(Stored data)
(begin)
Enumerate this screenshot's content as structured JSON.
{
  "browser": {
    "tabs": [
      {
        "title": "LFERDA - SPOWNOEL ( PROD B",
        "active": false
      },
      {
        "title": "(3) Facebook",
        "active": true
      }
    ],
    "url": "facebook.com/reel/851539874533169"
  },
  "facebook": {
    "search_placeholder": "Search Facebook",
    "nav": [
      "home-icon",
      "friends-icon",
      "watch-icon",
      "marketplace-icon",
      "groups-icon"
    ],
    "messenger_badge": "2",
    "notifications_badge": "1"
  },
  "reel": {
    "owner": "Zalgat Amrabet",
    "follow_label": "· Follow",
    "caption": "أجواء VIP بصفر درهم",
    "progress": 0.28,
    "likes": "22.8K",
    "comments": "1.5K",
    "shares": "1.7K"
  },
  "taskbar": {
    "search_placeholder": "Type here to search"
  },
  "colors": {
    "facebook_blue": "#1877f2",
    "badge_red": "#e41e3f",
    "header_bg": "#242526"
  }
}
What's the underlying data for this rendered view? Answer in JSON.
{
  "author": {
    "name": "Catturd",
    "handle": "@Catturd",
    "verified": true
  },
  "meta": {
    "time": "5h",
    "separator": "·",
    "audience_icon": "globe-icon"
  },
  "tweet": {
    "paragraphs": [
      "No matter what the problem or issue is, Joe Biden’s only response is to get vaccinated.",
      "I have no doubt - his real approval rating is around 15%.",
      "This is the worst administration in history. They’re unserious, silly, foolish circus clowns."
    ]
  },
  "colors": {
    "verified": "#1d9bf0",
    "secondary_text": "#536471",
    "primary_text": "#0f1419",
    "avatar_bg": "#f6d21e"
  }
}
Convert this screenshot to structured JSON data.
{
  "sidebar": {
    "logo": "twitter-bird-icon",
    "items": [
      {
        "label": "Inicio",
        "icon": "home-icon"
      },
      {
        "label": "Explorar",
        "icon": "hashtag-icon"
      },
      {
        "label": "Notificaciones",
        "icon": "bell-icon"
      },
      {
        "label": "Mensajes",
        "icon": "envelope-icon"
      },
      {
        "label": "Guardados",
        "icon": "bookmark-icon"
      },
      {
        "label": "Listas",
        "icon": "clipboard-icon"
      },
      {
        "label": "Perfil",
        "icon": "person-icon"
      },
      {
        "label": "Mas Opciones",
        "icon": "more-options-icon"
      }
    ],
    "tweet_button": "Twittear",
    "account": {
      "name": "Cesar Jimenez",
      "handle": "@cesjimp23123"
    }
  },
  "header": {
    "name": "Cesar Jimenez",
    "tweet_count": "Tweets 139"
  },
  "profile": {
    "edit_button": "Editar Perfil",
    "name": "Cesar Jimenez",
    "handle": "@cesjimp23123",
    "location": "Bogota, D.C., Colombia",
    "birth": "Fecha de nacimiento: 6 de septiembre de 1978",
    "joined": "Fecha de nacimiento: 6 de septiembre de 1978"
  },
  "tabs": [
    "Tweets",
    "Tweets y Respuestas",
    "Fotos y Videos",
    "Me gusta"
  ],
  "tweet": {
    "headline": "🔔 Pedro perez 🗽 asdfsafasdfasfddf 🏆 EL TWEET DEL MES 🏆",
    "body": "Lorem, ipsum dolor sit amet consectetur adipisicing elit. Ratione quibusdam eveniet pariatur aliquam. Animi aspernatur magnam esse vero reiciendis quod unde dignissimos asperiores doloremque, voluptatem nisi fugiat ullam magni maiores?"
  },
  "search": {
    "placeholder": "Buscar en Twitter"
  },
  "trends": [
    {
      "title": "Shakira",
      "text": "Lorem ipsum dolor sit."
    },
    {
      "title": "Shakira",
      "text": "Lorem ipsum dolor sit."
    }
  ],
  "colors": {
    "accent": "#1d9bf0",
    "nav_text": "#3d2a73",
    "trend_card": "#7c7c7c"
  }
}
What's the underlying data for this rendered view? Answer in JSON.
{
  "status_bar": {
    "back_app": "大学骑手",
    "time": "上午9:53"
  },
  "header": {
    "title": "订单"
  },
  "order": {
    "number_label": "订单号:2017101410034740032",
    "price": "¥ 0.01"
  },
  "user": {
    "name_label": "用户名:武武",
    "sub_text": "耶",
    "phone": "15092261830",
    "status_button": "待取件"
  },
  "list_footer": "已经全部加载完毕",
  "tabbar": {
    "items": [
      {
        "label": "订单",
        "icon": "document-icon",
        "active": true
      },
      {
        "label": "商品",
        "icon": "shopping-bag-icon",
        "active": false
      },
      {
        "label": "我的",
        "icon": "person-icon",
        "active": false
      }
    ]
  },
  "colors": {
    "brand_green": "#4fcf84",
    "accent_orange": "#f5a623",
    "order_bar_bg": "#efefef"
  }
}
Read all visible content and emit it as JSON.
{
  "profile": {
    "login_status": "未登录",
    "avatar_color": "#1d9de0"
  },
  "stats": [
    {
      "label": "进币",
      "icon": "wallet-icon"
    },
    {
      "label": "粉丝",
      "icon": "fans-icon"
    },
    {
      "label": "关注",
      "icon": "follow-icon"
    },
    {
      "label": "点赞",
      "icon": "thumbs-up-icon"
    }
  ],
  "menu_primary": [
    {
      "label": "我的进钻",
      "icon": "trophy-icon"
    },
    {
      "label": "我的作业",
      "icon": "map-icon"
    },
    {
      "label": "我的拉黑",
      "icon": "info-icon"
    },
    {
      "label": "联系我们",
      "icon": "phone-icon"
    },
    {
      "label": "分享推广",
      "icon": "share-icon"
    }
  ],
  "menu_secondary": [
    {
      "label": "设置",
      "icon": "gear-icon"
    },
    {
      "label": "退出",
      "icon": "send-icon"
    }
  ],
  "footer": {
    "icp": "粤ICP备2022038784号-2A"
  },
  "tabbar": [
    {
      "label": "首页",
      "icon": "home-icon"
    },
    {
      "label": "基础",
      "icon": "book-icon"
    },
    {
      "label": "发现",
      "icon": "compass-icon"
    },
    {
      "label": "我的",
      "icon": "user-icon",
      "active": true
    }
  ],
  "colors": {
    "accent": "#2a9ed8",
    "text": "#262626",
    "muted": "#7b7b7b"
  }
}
(end)
Task statement – Go through the material above and copy each line that has the word "home".

Reply to the task –
      "home-icon",
        "icon": "home-icon"
      "icon": "home-icon"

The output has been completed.